• Set problem:
Without including any images, reproduce each entry exactly.

• The data:
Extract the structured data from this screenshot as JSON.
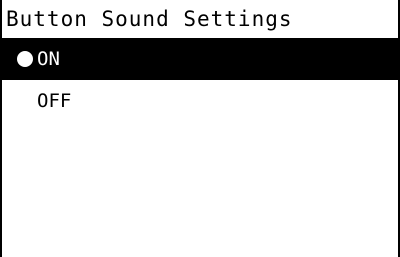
{
  "screen": {
    "title": "Button Sound Settings"
  },
  "options": [
    {
      "label": "ON",
      "selected": true
    },
    {
      "label": "OFF",
      "selected": false
    }
  ],
  "colors": {
    "background": "#ffffff",
    "highlight": "#000000",
    "text": "#000000",
    "highlight_text": "#ffffff"
  }
}
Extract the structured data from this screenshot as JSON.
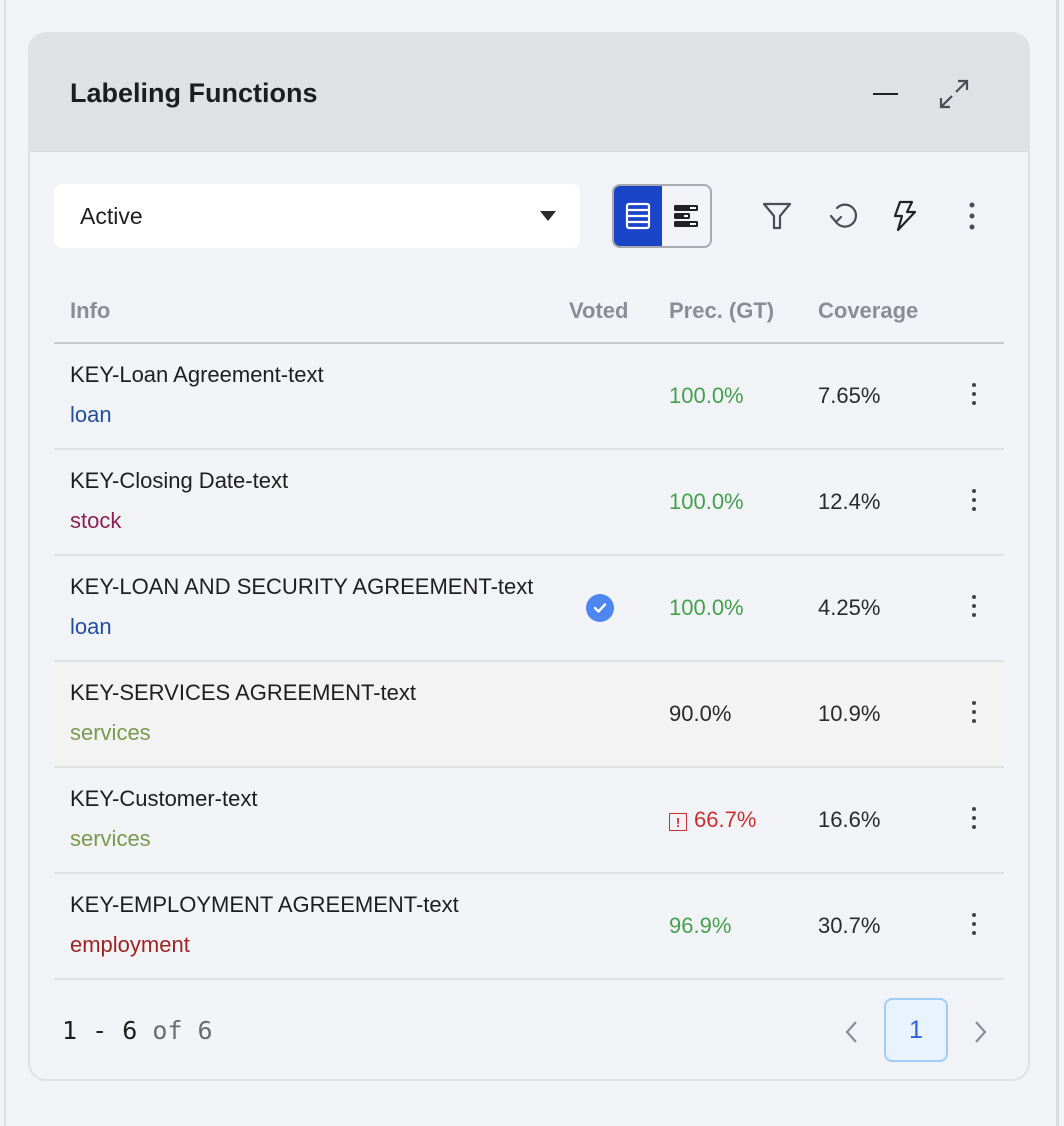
{
  "panel": {
    "title": "Labeling Functions",
    "header_icons": [
      "minimize-icon",
      "expand-icon"
    ]
  },
  "toolbar": {
    "status_select": {
      "value": "Active"
    },
    "view_toggle": {
      "options": [
        "table-view-icon",
        "chart-view-icon"
      ],
      "active": "table-view-icon"
    },
    "actions": [
      "filter-icon",
      "refresh-icon",
      "lightning-icon",
      "more-vertical-icon"
    ]
  },
  "table": {
    "columns": [
      "Info",
      "Voted",
      "Prec. (GT)",
      "Coverage"
    ],
    "rows": [
      {
        "title": "KEY-Loan Agreement-text",
        "label": "loan",
        "label_color": "#1f4f9c",
        "voted": false,
        "precision": "100.0%",
        "precision_status": "good",
        "coverage": "7.65%"
      },
      {
        "title": "KEY-Closing Date-text",
        "label": "stock",
        "label_color": "#8c2150",
        "voted": false,
        "precision": "100.0%",
        "precision_status": "good",
        "coverage": "12.4%"
      },
      {
        "title": "KEY-LOAN AND SECURITY AGREEMENT-text",
        "label": "loan",
        "label_color": "#1f4f9c",
        "voted": true,
        "precision": "100.0%",
        "precision_status": "good",
        "coverage": "4.25%"
      },
      {
        "title": "KEY-SERVICES AGREEMENT-text",
        "label": "services",
        "label_color": "#7a9a4e",
        "voted": false,
        "precision": "90.0%",
        "precision_status": "neutral",
        "coverage": "10.9%"
      },
      {
        "title": "KEY-Customer-text",
        "label": "services",
        "label_color": "#7a9a4e",
        "voted": false,
        "precision": "66.7%",
        "precision_status": "warning",
        "coverage": "16.6%"
      },
      {
        "title": "KEY-EMPLOYMENT AGREEMENT-text",
        "label": "employment",
        "label_color": "#9c2424",
        "voted": false,
        "precision": "96.9%",
        "precision_status": "good",
        "coverage": "30.7%"
      }
    ]
  },
  "colors": {
    "good": "#44a04c",
    "neutral": "#2a2a2a",
    "warning": "#c83030",
    "accent": "#1b44c8"
  },
  "pagination": {
    "range": "1 - 6",
    "of_label": "of 6",
    "current_page": "1"
  }
}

• Exercise response:
Extract the structured data from this screenshot as JSON.
{
  "screen": {
    "title": "Button Sound Settings"
  },
  "options": [
    {
      "label": "ON",
      "selected": true
    },
    {
      "label": "OFF",
      "selected": false
    }
  ],
  "colors": {
    "background": "#ffffff",
    "highlight": "#000000",
    "text": "#000000",
    "highlight_text": "#ffffff"
  }
}
Extract the structured data from this screenshot as JSON.
{
  "panel": {
    "title": "Labeling Functions",
    "header_icons": [
      "minimize-icon",
      "expand-icon"
    ]
  },
  "toolbar": {
    "status_select": {
      "value": "Active"
    },
    "view_toggle": {
      "options": [
        "table-view-icon",
        "chart-view-icon"
      ],
      "active": "table-view-icon"
    },
    "actions": [
      "filter-icon",
      "refresh-icon",
      "lightning-icon",
      "more-vertical-icon"
    ]
  },
  "table": {
    "columns": [
      "Info",
      "Voted",
      "Prec. (GT)",
      "Coverage"
    ],
    "rows": [
      {
        "title": "KEY-Loan Agreement-text",
        "label": "loan",
        "label_color": "#1f4f9c",
        "voted": false,
        "precision": "100.0%",
        "precision_status": "good",
        "coverage": "7.65%"
      },
      {
        "title": "KEY-Closing Date-text",
        "label": "stock",
        "label_color": "#8c2150",
        "voted": false,
        "precision": "100.0%",
        "precision_status": "good",
        "coverage": "12.4%"
      },
      {
        "title": "KEY-LOAN AND SECURITY AGREEMENT-text",
        "label": "loan",
        "label_color": "#1f4f9c",
        "voted": true,
        "precision": "100.0%",
        "precision_status": "good",
        "coverage": "4.25%"
      },
      {
        "title": "KEY-SERVICES AGREEMENT-text",
        "label": "services",
        "label_color": "#7a9a4e",
        "voted": false,
        "precision": "90.0%",
        "precision_status": "neutral",
        "coverage": "10.9%"
      },
      {
        "title": "KEY-Customer-text",
        "label": "services",
        "label_color": "#7a9a4e",
        "voted": false,
        "precision": "66.7%",
        "precision_status": "warning",
        "coverage": "16.6%"
      },
      {
        "title": "KEY-EMPLOYMENT AGREEMENT-text",
        "label": "employment",
        "label_color": "#9c2424",
        "voted": false,
        "precision": "96.9%",
        "precision_status": "good",
        "coverage": "30.7%"
      }
    ]
  },
  "colors": {
    "good": "#44a04c",
    "neutral": "#2a2a2a",
    "warning": "#c83030",
    "accent": "#1b44c8"
  },
  "pagination": {
    "range": "1 - 6",
    "of_label": "of 6",
    "current_page": "1"
  }
}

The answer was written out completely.